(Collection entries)

★ ★ ★ ★ ★ ★ ★

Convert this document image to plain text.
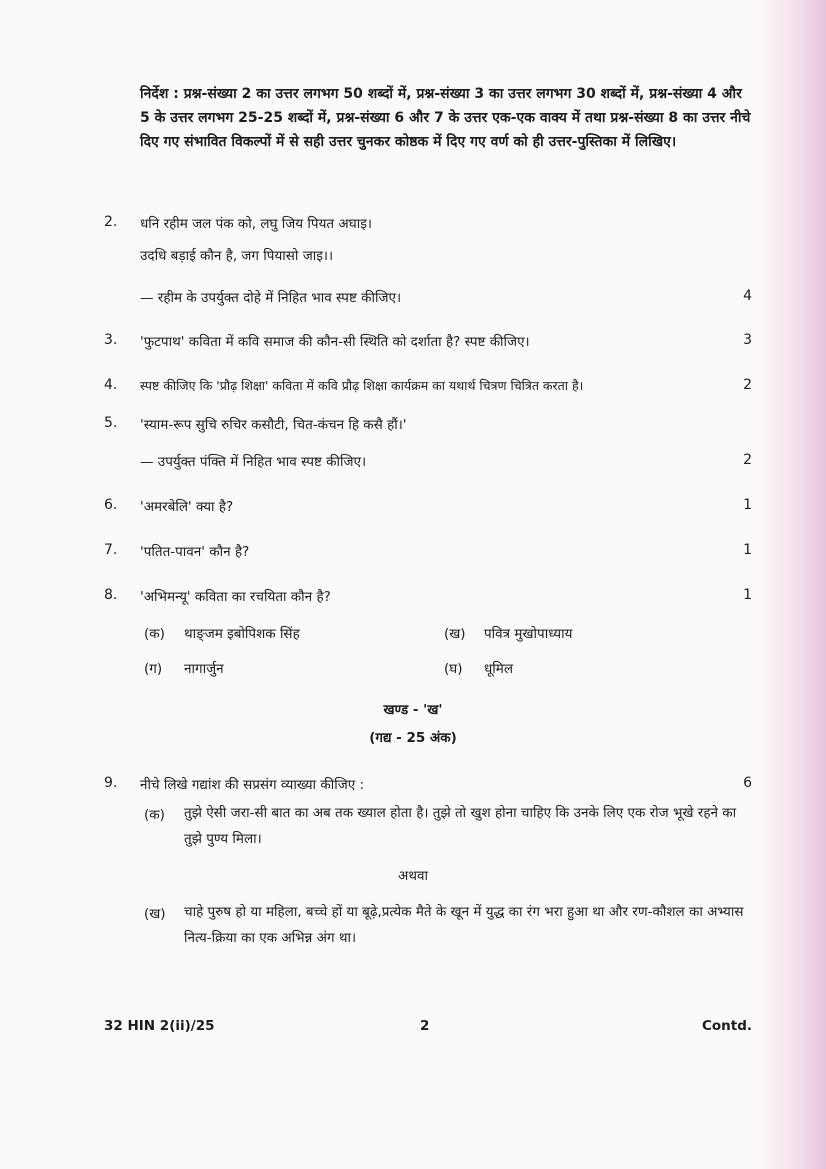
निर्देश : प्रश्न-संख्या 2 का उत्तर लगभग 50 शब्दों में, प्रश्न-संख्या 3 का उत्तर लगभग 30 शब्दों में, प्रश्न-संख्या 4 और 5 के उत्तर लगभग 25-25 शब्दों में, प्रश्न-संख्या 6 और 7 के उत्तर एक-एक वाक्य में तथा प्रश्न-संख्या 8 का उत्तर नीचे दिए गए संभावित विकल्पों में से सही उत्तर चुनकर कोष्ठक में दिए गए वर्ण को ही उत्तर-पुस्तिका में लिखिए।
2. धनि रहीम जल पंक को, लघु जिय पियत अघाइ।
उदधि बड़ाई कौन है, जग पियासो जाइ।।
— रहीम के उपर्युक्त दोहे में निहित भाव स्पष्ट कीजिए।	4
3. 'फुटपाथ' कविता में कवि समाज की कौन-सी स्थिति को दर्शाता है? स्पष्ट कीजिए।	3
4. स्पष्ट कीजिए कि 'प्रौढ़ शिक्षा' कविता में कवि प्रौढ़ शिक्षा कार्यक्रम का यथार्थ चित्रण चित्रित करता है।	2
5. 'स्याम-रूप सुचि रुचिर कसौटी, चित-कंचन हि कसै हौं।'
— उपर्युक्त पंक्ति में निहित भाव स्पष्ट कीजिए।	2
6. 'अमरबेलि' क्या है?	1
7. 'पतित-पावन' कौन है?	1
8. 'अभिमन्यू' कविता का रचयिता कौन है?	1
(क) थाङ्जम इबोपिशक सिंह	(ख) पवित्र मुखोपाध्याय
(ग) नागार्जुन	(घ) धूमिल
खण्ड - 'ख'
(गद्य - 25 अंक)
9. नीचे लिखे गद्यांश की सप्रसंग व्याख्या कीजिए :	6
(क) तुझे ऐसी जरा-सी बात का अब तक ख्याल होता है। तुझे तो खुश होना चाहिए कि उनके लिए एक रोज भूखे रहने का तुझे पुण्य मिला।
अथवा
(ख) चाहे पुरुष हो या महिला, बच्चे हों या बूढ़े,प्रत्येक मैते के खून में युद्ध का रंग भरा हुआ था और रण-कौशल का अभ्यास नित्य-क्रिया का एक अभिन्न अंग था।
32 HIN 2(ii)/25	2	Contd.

★ ★ ★ ★ ★ ★ ★

Without the pictures, extract every entry verbatim.

EXERCISE RESULT:
Convert this document image to plain text.
निर्देश : प्रश्न-संख्या 2 का उत्तर लगभग 50 शब्दों में, प्रश्न-संख्या 3 का उत्तर लगभग 30 शब्दों में, प्रश्न-संख्या 4 और 5 के उत्तर लगभग 25-25 शब्दों में, प्रश्न-संख्या 6 और 7 के उत्तर एक-एक वाक्य में तथा प्रश्न-संख्या 8 का उत्तर नीचे दिए गए संभावित विकल्पों में से सही उत्तर चुनकर कोष्ठक में दिए गए वर्ण को ही उत्तर-पुस्तिका में लिखिए।
2. धनि रहीम जल पंक को, लघु जिय पियत अघाइ।
उदधि बड़ाई कौन है, जग पियासो जाइ।।
— रहीम के उपर्युक्त दोहे में निहित भाव स्पष्ट कीजिए।	4
3. 'फुटपाथ' कविता में कवि समाज की कौन-सी स्थिति को दर्शाता है? स्पष्ट कीजिए।	3
4. स्पष्ट कीजिए कि 'प्रौढ़ शिक्षा' कविता में कवि प्रौढ़ शिक्षा कार्यक्रम का यथार्थ चित्रण चित्रित करता है।	2
5. 'स्याम-रूप सुचि रुचिर कसौटी, चित-कंचन हि कसै हौं।'
— उपर्युक्त पंक्ति में निहित भाव स्पष्ट कीजिए।	2
6. 'अमरबेलि' क्या है?	1
7. 'पतित-पावन' कौन है?	1
8. 'अभिमन्यू' कविता का रचयिता कौन है?	1
(क) थाङ्जम इबोपिशक सिंह	(ख) पवित्र मुखोपाध्याय
(ग) नागार्जुन	(घ) धूमिल
खण्ड - 'ख'
(गद्य - 25 अंक)
9. नीचे लिखे गद्यांश की सप्रसंग व्याख्या कीजिए :	6
(क) तुझे ऐसी जरा-सी बात का अब तक ख्याल होता है। तुझे तो खुश होना चाहिए कि उनके लिए एक रोज भूखे रहने का तुझे पुण्य मिला।
अथवा
(ख) चाहे पुरुष हो या महिला, बच्चे हों या बूढ़े,प्रत्येक मैते के खून में युद्ध का रंग भरा हुआ था और रण-कौशल का अभ्यास नित्य-क्रिया का एक अभिन्न अंग था।
32 HIN 2(ii)/25	2	Contd.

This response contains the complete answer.